DeepMind: An artificial intelligence research laboratory based in London and founded in 2010 by Demis Hassabis, Shane Legg and Mustafa Suleyman. The company was acquired by Google in 2014 and is now a wholly-owned subsidiary under Alphabet Inc.(Google’s parent company). DeepMind describes itself on its website as “a team of scientists, engineers, ethicists and more, committed to solving intelligence, to advance science and benefit humanity.”

Decision tree: An imagistic illustration of the process of arriving at a decision, wherein each “branch” represents a particular course of action. Decision trees start at a “root node” (which consists of all the relevant data that’s being analyzed), branch off into “internal nodes (also known as “decision nodes”) and then terminate in “leaf nodes” (also known as “terminal nodes,” which represent all the possible outcomes of a given decision-making process).

Here’s a simple example of a decision tree rooted in the question of whether or not you should go outside to play soccer:


Emergent abilities: Unexpected patterns of behavior demonstrated by an AI model which can suddenly arise as a result of the model detecting and learning from new patterns in its training dataset. For example, a powerful large language model might develop the capacity to understand complex literary metaphors, despite the fact that such metaphors were not originally included in the model’s training data.

Entropy: In the context of machine learning, “entropy” refers to the degree of randomness, disorder and unpredictability within a dataset that’s being processed by a machine learning system. More broadly, the concept of entropy is commonly associated with the second law of thermodynamics, which essentially holds that the degree of disorder or randomness within a system will never decrease over time – it can only remain constant or increase.

Embodied agent (or “interface agent”): An entity that interacts and is reciprocally responsive with its environment through sensory-motor functions. A human being, a dog, a Boston Dynamics robot and a virtual avatar of a human are all examples of embodied agents.

Foom: An onomatopoeic word that’s supposed to represent the sound of an explosion, “foom” is used to describe a hypothetical scenario in which AI suddenly and irrevocably enters the realm of superintelligence and escapes human control.

Foundation model: A machine learning model trained on a vast corpus of unlabelled data and designed to carry out a wide variety of tasks (as opposed to a single, narrow task).
++++
• [ASSIGNED TASK A]: Copy the AI glossary word for word, between "Embodied agent (or" and "single, narrow task).", inclusive.
• [ASSIGNED TASK B]: Please extend the AI glossary with further entries that follow its last one.

• [PROVIDED INFORMATION]:
++++
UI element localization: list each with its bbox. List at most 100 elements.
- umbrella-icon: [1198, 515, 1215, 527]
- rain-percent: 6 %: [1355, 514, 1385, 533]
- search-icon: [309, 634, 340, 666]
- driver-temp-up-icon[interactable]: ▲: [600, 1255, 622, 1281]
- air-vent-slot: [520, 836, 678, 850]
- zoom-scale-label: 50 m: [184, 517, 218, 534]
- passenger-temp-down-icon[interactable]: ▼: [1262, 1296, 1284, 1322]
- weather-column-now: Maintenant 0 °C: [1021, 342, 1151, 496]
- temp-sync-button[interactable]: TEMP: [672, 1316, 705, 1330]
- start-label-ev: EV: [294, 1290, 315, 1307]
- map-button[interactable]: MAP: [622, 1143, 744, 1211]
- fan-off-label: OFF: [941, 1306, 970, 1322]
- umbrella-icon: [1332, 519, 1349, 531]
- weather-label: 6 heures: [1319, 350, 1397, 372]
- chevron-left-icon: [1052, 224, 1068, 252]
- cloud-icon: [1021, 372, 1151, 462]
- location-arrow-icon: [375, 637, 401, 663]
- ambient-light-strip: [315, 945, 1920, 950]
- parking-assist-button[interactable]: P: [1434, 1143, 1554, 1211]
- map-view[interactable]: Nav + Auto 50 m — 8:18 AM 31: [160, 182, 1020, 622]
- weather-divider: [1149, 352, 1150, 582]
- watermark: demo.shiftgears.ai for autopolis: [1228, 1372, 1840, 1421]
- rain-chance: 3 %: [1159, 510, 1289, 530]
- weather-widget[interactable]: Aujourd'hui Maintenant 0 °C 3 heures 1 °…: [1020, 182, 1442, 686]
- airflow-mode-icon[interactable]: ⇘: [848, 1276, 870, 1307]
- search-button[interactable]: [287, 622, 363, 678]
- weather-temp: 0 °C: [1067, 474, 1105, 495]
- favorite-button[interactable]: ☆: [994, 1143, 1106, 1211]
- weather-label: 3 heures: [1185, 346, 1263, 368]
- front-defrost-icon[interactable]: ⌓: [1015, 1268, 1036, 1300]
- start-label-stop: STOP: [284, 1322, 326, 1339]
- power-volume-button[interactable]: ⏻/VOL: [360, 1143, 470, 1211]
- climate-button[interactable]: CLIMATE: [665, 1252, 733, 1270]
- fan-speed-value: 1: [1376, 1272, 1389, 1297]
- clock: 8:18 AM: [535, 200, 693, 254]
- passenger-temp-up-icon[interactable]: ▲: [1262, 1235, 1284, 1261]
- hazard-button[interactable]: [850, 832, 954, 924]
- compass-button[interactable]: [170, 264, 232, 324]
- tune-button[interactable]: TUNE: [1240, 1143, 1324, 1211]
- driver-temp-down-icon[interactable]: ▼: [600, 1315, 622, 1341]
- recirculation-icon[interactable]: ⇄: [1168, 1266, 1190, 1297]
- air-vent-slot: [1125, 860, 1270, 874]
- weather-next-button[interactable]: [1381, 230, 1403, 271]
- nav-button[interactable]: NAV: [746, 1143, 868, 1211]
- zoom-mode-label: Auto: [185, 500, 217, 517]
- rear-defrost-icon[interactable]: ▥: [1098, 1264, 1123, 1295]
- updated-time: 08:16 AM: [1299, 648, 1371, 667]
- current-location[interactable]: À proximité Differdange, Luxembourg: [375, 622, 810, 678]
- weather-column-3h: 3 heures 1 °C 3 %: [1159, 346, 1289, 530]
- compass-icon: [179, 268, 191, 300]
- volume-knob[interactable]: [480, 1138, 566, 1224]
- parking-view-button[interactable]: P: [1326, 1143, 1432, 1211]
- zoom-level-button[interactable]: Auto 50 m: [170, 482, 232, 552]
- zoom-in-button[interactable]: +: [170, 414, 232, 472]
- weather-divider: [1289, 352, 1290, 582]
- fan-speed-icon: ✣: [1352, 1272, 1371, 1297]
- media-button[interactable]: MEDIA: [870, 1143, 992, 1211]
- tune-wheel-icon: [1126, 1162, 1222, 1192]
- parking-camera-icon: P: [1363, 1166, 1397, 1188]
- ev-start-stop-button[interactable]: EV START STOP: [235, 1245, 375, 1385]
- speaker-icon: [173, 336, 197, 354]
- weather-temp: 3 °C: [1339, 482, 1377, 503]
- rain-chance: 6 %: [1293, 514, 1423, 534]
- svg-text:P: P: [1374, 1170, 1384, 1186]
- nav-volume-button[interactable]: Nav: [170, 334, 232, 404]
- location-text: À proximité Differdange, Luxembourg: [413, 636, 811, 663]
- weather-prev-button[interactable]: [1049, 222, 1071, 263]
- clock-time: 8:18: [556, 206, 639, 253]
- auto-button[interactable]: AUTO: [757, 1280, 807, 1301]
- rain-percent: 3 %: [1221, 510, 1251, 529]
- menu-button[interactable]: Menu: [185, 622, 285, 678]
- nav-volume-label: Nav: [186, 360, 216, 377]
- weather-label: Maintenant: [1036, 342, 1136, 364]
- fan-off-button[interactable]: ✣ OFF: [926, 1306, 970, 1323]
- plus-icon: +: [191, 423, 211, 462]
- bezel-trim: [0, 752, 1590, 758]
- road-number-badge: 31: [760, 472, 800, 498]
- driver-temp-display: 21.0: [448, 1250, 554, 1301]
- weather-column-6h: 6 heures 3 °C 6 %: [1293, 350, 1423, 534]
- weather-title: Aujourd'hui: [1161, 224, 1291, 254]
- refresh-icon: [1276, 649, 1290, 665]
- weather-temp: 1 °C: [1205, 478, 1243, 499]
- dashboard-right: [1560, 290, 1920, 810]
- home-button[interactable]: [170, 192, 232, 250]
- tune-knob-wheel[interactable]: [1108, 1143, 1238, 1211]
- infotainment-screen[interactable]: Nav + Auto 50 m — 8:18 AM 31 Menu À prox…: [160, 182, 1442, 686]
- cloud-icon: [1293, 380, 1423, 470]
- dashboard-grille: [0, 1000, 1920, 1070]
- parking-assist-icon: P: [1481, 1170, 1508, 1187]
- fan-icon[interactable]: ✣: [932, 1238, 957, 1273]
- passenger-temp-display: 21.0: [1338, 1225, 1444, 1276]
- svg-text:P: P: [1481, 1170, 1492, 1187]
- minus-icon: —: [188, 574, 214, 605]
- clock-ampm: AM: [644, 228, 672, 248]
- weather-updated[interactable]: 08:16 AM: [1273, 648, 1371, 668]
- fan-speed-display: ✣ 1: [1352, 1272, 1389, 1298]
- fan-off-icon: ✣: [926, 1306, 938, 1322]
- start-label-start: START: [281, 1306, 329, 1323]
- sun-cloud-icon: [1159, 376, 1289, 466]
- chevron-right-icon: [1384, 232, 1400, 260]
++++
• [ANSWER A]:
Embodied agent (or “interface agent”): An entity that interacts and is reciprocally responsive with its environment through sensory-motor functions. A human being, a dog, a Boston Dynamics robot and a virtual avatar of a human are all examples of embodied agents.

Foom: An onomatopoeic word that’s supposed to represent the sound of an explosion, “foom” is used to describe a hypothetical scenario in which AI suddenly and irrevocably enters the realm of superintelligence and escapes human control.

Foundation model: A machine learning model trained on a vast corpus of unlabelled data and designed to carry out a wide variety of tasks (as opposed to a single, narrow task).

• [ANSWER B]:
Game Theory: A mathematical formula, first postulated by mathematician John von Neumann and economist Oskar Morgenstern in 1944, relating to the dynamic interaction between two or more rational agents seeking their own gains within a parameterized (rule-governed) framework. Game Theory defines a broad set of games, including zero-sum and nonzero-sum.

Generative adversarial network (GAN): A machine learning methodology wherein two neural networks compete with one another in a zero-sum game – that is, one network’s loss translates to the other’s gain, and vice versa. Both networks are provided with a dataset, and one network called the “generator” is essentially tasked with tricking the other – the “discriminator” – into believing that the new information that’s being generated is part of the original dataset. For example, the generator might generate a new image of a human face, based on many images of real human faces, at which point the discriminator will try to determine whether or not the new image is real or manufactured. This contest will continue until the generator succeeds at tricking the discriminator with the majority (more than 50 percent) of its original output. GANs were invented in 2014 by American computer scientist Ian Goodfellow, who has henceforth been dubbed “The GANfather.”

GPT-3: Generative Pre-Trained Transformer 3 (GPT-3) is an open-source large language model developed by OpenAI and released in 2020. The model is the framework for the viral chatbot ChatGPT and is able to generate text responses in natural language based on text-based prompts.

Hallucination: In an AI context, the term “hallucination” refers to any kind of output from an AI model which is seemingly inconsistent with its training data. A hallucinating AI-powered chatbot, for example, might confidently and falsely insist that there are around 5.7tn stars in the Milky Way galaxy, even though it was not trained using any astronomical data.

Human-in-the-loop (HITL): A methodology deployed in some machine learning models wherein at least one human programmer provides feedback to the model (during testing or training) to improve the model’s performance. Ideally, HITL results in a positive feedback loop that enhances the intelligence of both machines and humans.

Hyperparameter: An overarching, predominant parameter, established by a human programmer, which determines the parameters that an AI model will establish and hone by itself during its training process.

Instrumental Convergence: A theoretical phenomenon in which all sufficiently intelligent agents – both biological and nonbiological – will ultimately identify and work towards the same instrumental goals (also called sub-goals) in pursuit of their final goals (also called absolute goals). In a hypothetical dystopian example, an AI model that’s been programmed with the final goal of removing excess carbon from the atmosphere and another that’s been given the final goal of eliminating the COVID-19 virus from the planet might determine that the best course of action is to wipe out humanity, since humans are putting huge amounts of carbon into the atmosphere and since COVID-19 is mutating inside the bodies of humans. The instrumental goals of these two models would thereby converge, even though their final goals aren't the same.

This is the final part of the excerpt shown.